▶ _Short exercise_: Type the records out again in full, exactly.

▶ _Provided data_:

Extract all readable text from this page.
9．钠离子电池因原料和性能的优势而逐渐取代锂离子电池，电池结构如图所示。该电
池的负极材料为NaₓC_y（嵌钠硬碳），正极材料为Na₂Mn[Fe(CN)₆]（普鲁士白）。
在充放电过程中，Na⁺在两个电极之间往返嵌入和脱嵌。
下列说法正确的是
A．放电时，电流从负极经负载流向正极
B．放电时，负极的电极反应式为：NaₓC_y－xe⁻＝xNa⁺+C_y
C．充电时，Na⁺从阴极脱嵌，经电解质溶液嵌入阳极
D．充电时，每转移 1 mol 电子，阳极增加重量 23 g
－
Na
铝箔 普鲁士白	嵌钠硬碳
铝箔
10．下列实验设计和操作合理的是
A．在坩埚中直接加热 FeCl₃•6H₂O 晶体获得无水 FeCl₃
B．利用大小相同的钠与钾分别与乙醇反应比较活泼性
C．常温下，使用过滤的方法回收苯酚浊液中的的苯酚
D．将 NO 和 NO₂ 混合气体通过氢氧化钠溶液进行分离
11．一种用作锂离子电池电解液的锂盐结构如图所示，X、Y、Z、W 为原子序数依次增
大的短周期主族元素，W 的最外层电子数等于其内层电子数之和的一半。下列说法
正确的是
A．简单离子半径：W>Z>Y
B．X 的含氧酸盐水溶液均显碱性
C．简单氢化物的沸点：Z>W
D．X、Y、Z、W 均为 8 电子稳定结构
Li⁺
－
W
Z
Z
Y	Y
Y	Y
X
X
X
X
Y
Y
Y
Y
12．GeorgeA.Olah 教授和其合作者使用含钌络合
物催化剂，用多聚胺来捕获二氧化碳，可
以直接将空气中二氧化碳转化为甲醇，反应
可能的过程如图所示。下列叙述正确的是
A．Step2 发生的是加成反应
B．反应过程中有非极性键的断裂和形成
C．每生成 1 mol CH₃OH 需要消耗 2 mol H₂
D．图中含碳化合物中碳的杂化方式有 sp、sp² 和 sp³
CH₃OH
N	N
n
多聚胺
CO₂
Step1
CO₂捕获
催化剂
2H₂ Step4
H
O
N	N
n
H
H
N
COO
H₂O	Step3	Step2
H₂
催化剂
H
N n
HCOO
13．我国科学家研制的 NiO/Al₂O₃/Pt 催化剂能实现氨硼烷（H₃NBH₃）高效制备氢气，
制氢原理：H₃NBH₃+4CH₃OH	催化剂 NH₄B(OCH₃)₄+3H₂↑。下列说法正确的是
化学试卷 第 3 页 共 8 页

▶ _Response_:
Extract all readable text from this page.
9．钠离子电池因原料和性能的优势而逐渐取代锂离子电池，电池结构如图所示。该电
池的负极材料为NaₓC_y（嵌钠硬碳），正极材料为Na₂Mn[Fe(CN)₆]（普鲁士白）。
在充放电过程中，Na⁺在两个电极之间往返嵌入和脱嵌。
下列说法正确的是
A．放电时，电流从负极经负载流向正极
B．放电时，负极的电极反应式为：NaₓC_y－xe⁻＝xNa⁺+C_y
C．充电时，Na⁺从阴极脱嵌，经电解质溶液嵌入阳极
D．充电时，每转移 1 mol 电子，阳极增加重量 23 g
－
Na
铝箔 普鲁士白	嵌钠硬碳
铝箔
10．下列实验设计和操作合理的是
A．在坩埚中直接加热 FeCl₃•6H₂O 晶体获得无水 FeCl₃
B．利用大小相同的钠与钾分别与乙醇反应比较活泼性
C．常温下，使用过滤的方法回收苯酚浊液中的的苯酚
D．将 NO 和 NO₂ 混合气体通过氢氧化钠溶液进行分离
11．一种用作锂离子电池电解液的锂盐结构如图所示，X、Y、Z、W 为原子序数依次增
大的短周期主族元素，W 的最外层电子数等于其内层电子数之和的一半。下列说法
正确的是
A．简单离子半径：W>Z>Y
B．X 的含氧酸盐水溶液均显碱性
C．简单氢化物的沸点：Z>W
D．X、Y、Z、W 均为 8 电子稳定结构
Li⁺
－
W
Z
Z
Y	Y
Y	Y
X
X
X
X
Y
Y
Y
Y
12．GeorgeA.Olah 教授和其合作者使用含钌络合
物催化剂，用多聚胺来捕获二氧化碳，可
以直接将空气中二氧化碳转化为甲醇，反应
可能的过程如图所示。下列叙述正确的是
A．Step2 发生的是加成反应
B．反应过程中有非极性键的断裂和形成
C．每生成 1 mol CH₃OH 需要消耗 2 mol H₂
D．图中含碳化合物中碳的杂化方式有 sp、sp² 和 sp³
CH₃OH
N	N
n
多聚胺
CO₂
Step1
CO₂捕获
催化剂
2H₂ Step4
H
O
N	N
n
H
H
N
COO
H₂O	Step3	Step2
H₂
催化剂
H
N n
HCOO
13．我国科学家研制的 NiO/Al₂O₃/Pt 催化剂能实现氨硼烷（H₃NBH₃）高效制备氢气，
制氢原理：H₃NBH₃+4CH₃OH	催化剂 NH₄B(OCH₃)₄+3H₂↑。下列说法正确的是
化学试卷 第 3 页 共 8 页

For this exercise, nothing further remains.